**EXTRACTED INFORMATION**
^^^^^^^^

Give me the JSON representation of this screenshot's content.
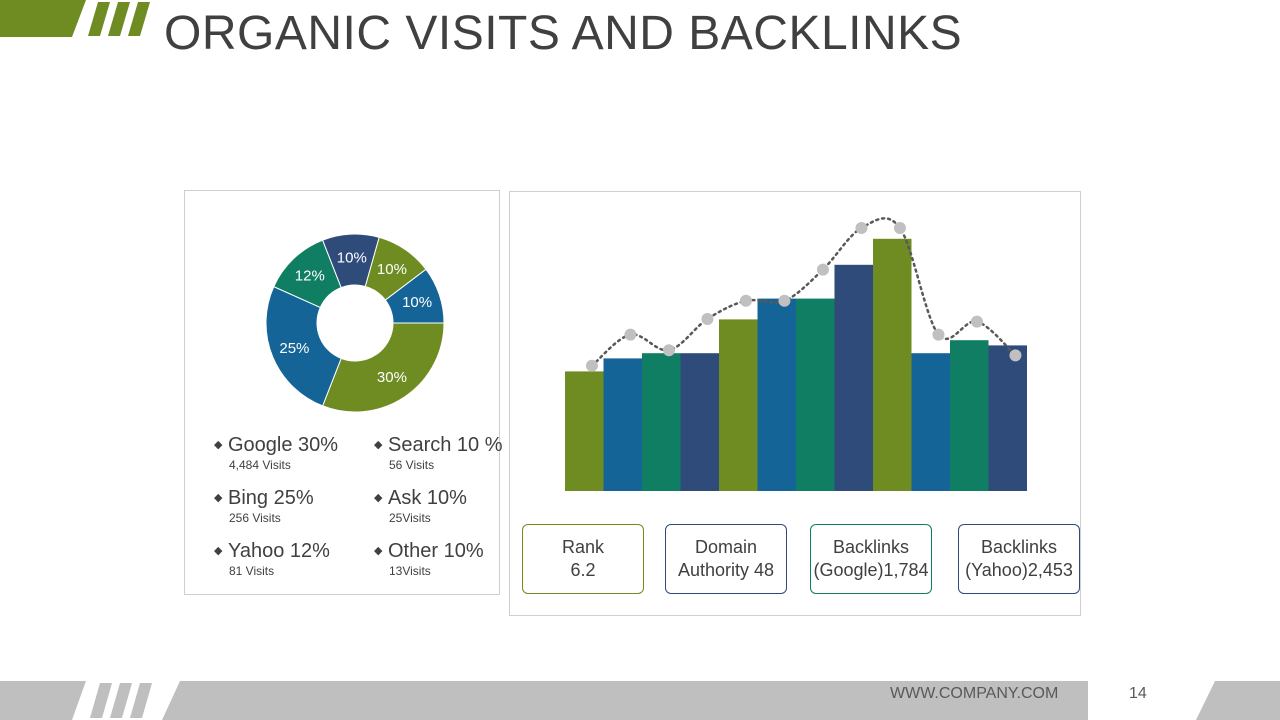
{
  "slide": {
    "title": "ORGANIC VISITS AND BACKLINKS",
    "footer_website": "WWW.COMPANY.COM",
    "page_number": "14"
  },
  "colors": {
    "green": "#6f8c22",
    "blue": "#156497",
    "teal": "#0f7e62",
    "navy": "#2f4b7a",
    "marker": "#c0c0c0",
    "footer_gray": "#bfbfbf"
  },
  "legend": [
    {
      "label": "Google 30%",
      "sub": "4,484 Visits"
    },
    {
      "label": "Search 10 %",
      "sub": "56 Visits"
    },
    {
      "label": "Bing 25%",
      "sub": "256 Visits"
    },
    {
      "label": "Ask 10%",
      "sub": "25Visits"
    },
    {
      "label": "Yahoo 12%",
      "sub": "81 Visits"
    },
    {
      "label": "Other 10%",
      "sub": "13Visits"
    }
  ],
  "metrics": [
    {
      "line1": "Rank",
      "line2": "6.2",
      "color": "#6f8c22"
    },
    {
      "line1": "Domain",
      "line2": "Authority 48",
      "color": "#2f4b7a"
    },
    {
      "line1": "Backlinks",
      "line2": "(Google)1,784",
      "color": "#0f7e62"
    },
    {
      "line1": "Backlinks",
      "line2": "(Yahoo)2,453",
      "color": "#2f4b7a"
    }
  ],
  "chart_data": [
    {
      "type": "pie",
      "slices": [
        {
          "label": "30%",
          "value": 30,
          "color": "#6f8c22"
        },
        {
          "label": "25%",
          "value": 25,
          "color": "#156497"
        },
        {
          "label": "12%",
          "value": 12,
          "color": "#0f7e62"
        },
        {
          "label": "10%",
          "value": 10,
          "color": "#2f4b7a"
        },
        {
          "label": "10%",
          "value": 10,
          "color": "#6f8c22"
        },
        {
          "label": "10%",
          "value": 10,
          "color": "#156497"
        }
      ]
    },
    {
      "type": "bar",
      "bars": [
        {
          "value": 46,
          "color": "#6f8c22"
        },
        {
          "value": 51,
          "color": "#156497"
        },
        {
          "value": 53,
          "color": "#0f7e62"
        },
        {
          "value": 53,
          "color": "#2f4b7a"
        },
        {
          "value": 66,
          "color": "#6f8c22"
        },
        {
          "value": 74,
          "color": "#156497"
        },
        {
          "value": 74,
          "color": "#0f7e62"
        },
        {
          "value": 87,
          "color": "#2f4b7a"
        },
        {
          "value": 97,
          "color": "#6f8c22"
        },
        {
          "value": 53,
          "color": "#156497"
        },
        {
          "value": 58,
          "color": "#0f7e62"
        },
        {
          "value": 56,
          "color": "#2f4b7a"
        }
      ],
      "line_points": [
        47,
        59,
        53,
        65,
        72,
        72,
        84,
        100,
        100,
        59,
        64,
        51
      ],
      "ylim": [
        0,
        100
      ]
    }
  ]
}
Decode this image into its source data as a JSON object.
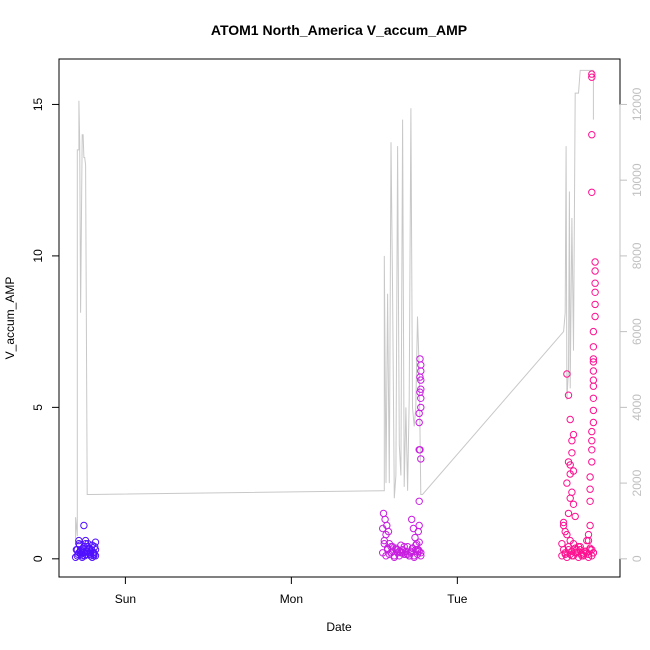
{
  "chart_data": {
    "type": "scatter",
    "title": "ATOM1 North_America V_accum_AMP",
    "xlabel": "Date",
    "ylabel": "V_accum_AMP",
    "x_ticks": [
      {
        "label": "Sun",
        "value": 1.0
      },
      {
        "label": "Mon",
        "value": 2.0
      },
      {
        "label": "Tue",
        "value": 3.0
      }
    ],
    "xlim": [
      0.6,
      3.98
    ],
    "ylim": [
      -0.6,
      16.5
    ],
    "y_ticks": [
      0,
      5,
      10,
      15
    ],
    "y2_ticks": [
      0,
      2000,
      4000,
      6000,
      8000,
      10000,
      12000
    ],
    "y2lim": [
      -480,
      13200
    ],
    "y2_color": "#c0c0c0",
    "grid": false,
    "legend": "none",
    "series": [
      {
        "kind": "line",
        "axis": "right",
        "color": "#c8c8c8",
        "x": [
          0.7,
          0.7,
          0.71,
          0.71,
          0.72,
          0.72,
          0.725,
          0.73,
          0.74,
          0.745,
          0.75,
          0.755,
          0.76,
          0.77,
          0.775,
          0.78,
          0.79,
          2.55,
          2.56,
          2.56,
          2.57,
          2.58,
          2.59,
          2.6,
          2.61,
          2.62,
          2.63,
          2.64,
          2.65,
          2.66,
          2.67,
          2.68,
          2.69,
          2.7,
          2.71,
          2.72,
          2.73,
          2.74,
          2.75,
          2.76,
          2.77,
          2.78,
          2.79,
          3.64,
          3.65,
          3.655,
          3.66,
          3.67,
          3.675,
          3.68,
          3.69,
          3.7,
          3.71,
          3.72,
          3.73,
          3.74,
          3.76,
          3.78,
          3.8,
          3.82,
          3.82
        ],
        "y": [
          400,
          1100,
          600,
          10800,
          10800,
          12100,
          11000,
          6500,
          11200,
          11200,
          10600,
          10600,
          10400,
          1700,
          1700,
          1700,
          1700,
          1800,
          1800,
          8000,
          2000,
          7000,
          2000,
          11000,
          7000,
          1600,
          2200,
          10900,
          3000,
          2200,
          11600,
          1900,
          4000,
          1800,
          4200,
          11900,
          4000,
          3500,
          4000,
          6400,
          5000,
          1700,
          1700,
          6000,
          6500,
          10900,
          4200,
          5000,
          9700,
          4500,
          9000,
          5500,
          12300,
          12300,
          12300,
          12900,
          12900,
          12900,
          12900,
          12900,
          11600
        ]
      },
      {
        "kind": "points",
        "axis": "left",
        "group": "Sun",
        "color": "#5010ff",
        "x": [
          0.71,
          0.72,
          0.73,
          0.74,
          0.75,
          0.76,
          0.77,
          0.78,
          0.79,
          0.8,
          0.81,
          0.82,
          0.72,
          0.74,
          0.76,
          0.78,
          0.8,
          0.82,
          0.71,
          0.73,
          0.75,
          0.77,
          0.79,
          0.81,
          0.7,
          0.705,
          0.715,
          0.725,
          0.735,
          0.745,
          0.755,
          0.765,
          0.775,
          0.785,
          0.795,
          0.805,
          0.815,
          0.72,
          0.75,
          0.78,
          0.81,
          0.73,
          0.76,
          0.79,
          0.82
        ],
        "y": [
          0.1,
          0.2,
          0.3,
          0.05,
          0.4,
          0.15,
          0.25,
          0.35,
          0.1,
          0.45,
          0.2,
          0.3,
          0.5,
          0.1,
          0.6,
          0.2,
          0.05,
          0.55,
          0.3,
          0.15,
          0.2,
          0.4,
          0.25,
          0.1,
          0.05,
          0.3,
          0.15,
          0.45,
          0.2,
          0.35,
          0.1,
          0.25,
          0.5,
          0.15,
          0.3,
          0.2,
          0.4,
          0.6,
          1.1,
          0.35,
          0.15,
          0.25,
          0.5,
          0.2,
          0.1
        ]
      },
      {
        "kind": "points",
        "axis": "left",
        "group": "Mon",
        "color": "#c81ee0",
        "x": [
          2.55,
          2.56,
          2.57,
          2.58,
          2.59,
          2.6,
          2.61,
          2.62,
          2.63,
          2.64,
          2.65,
          2.66,
          2.67,
          2.68,
          2.69,
          2.7,
          2.71,
          2.72,
          2.73,
          2.74,
          2.75,
          2.76,
          2.77,
          2.78,
          2.56,
          2.58,
          2.6,
          2.62,
          2.64,
          2.66,
          2.68,
          2.7,
          2.72,
          2.74,
          2.76,
          2.78,
          2.55,
          2.57,
          2.59,
          2.61,
          2.63,
          2.65,
          2.67,
          2.69,
          2.71,
          2.73,
          2.75,
          2.77,
          2.555,
          2.565,
          2.575,
          2.585,
          2.725,
          2.735,
          2.745,
          2.755,
          2.77,
          2.775,
          2.78,
          2.78,
          2.78,
          2.78,
          2.78,
          2.78,
          2.78,
          2.775,
          2.775,
          2.775,
          2.77,
          2.77,
          2.77,
          2.77,
          2.765,
          2.765
        ],
        "y": [
          0.2,
          0.5,
          0.1,
          0.3,
          0.15,
          0.4,
          0.25,
          0.05,
          0.35,
          0.2,
          0.1,
          0.45,
          0.3,
          0.15,
          0.25,
          0.4,
          0.1,
          0.2,
          0.35,
          0.05,
          0.3,
          0.15,
          0.25,
          0.1,
          0.6,
          0.35,
          0.2,
          0.1,
          0.3,
          0.2,
          0.4,
          0.15,
          0.25,
          0.1,
          0.3,
          0.2,
          1.0,
          0.8,
          0.5,
          0.4,
          0.3,
          0.25,
          0.2,
          0.15,
          0.1,
          0.35,
          0.45,
          0.55,
          1.5,
          1.3,
          1.1,
          0.9,
          1.3,
          1.0,
          0.7,
          0.5,
          1.1,
          3.6,
          3.3,
          5.0,
          5.3,
          5.6,
          5.9,
          6.2,
          6.4,
          6.6,
          6.0,
          5.5,
          4.8,
          4.5,
          1.9,
          3.6,
          0.9,
          0.3
        ]
      },
      {
        "kind": "points",
        "axis": "left",
        "group": "Tue",
        "color": "#ff1090",
        "x": [
          3.63,
          3.64,
          3.65,
          3.66,
          3.67,
          3.68,
          3.69,
          3.7,
          3.71,
          3.72,
          3.73,
          3.74,
          3.75,
          3.76,
          3.77,
          3.78,
          3.79,
          3.8,
          3.81,
          3.82,
          3.63,
          3.65,
          3.67,
          3.69,
          3.71,
          3.73,
          3.75,
          3.77,
          3.79,
          3.81,
          3.64,
          3.66,
          3.68,
          3.7,
          3.72,
          3.74,
          3.76,
          3.78,
          3.8,
          3.82,
          3.64,
          3.65,
          3.66,
          3.67,
          3.68,
          3.68,
          3.69,
          3.69,
          3.7,
          3.7,
          3.66,
          3.67,
          3.67,
          3.68,
          3.68,
          3.69,
          3.7,
          3.71,
          3.79,
          3.8,
          3.8,
          3.81,
          3.81,
          3.81,
          3.81,
          3.82,
          3.82,
          3.82,
          3.82,
          3.82,
          3.82,
          3.82,
          3.82,
          3.83,
          3.83,
          3.83,
          3.83,
          3.83,
          3.83,
          3.81,
          3.81,
          3.81,
          3.81,
          3.82,
          3.82,
          3.8,
          3.8,
          3.79
        ],
        "y": [
          0.1,
          0.3,
          0.2,
          0.05,
          0.4,
          0.15,
          0.25,
          0.1,
          0.35,
          0.2,
          0.05,
          0.3,
          0.15,
          0.1,
          0.25,
          0.2,
          0.05,
          0.35,
          0.1,
          0.2,
          0.5,
          0.15,
          0.3,
          0.1,
          0.2,
          0.4,
          0.1,
          0.25,
          0.15,
          0.3,
          1.2,
          0.8,
          0.6,
          0.5,
          0.3,
          0.4,
          0.2,
          0.6,
          0.3,
          0.2,
          1.1,
          0.9,
          2.5,
          1.5,
          2.8,
          3.1,
          2.2,
          3.5,
          1.8,
          4.1,
          6.1,
          3.2,
          5.4,
          4.6,
          2.0,
          3.9,
          2.9,
          1.4,
          0.8,
          1.9,
          2.7,
          3.2,
          3.6,
          3.9,
          4.2,
          4.5,
          4.9,
          5.3,
          5.7,
          6.2,
          6.6,
          7.0,
          7.5,
          8.0,
          8.4,
          8.8,
          9.1,
          9.5,
          9.8,
          12.1,
          14.0,
          15.9,
          16.0,
          5.9,
          6.5,
          2.3,
          1.1,
          0.6
        ]
      }
    ]
  }
}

^^^^^^^^

Show all lines from the records above where the word "JSON" occurs.

**REPLY**
Give me the JSON representation of this screenshot's content.
Decode this image into its source data as a JSON object.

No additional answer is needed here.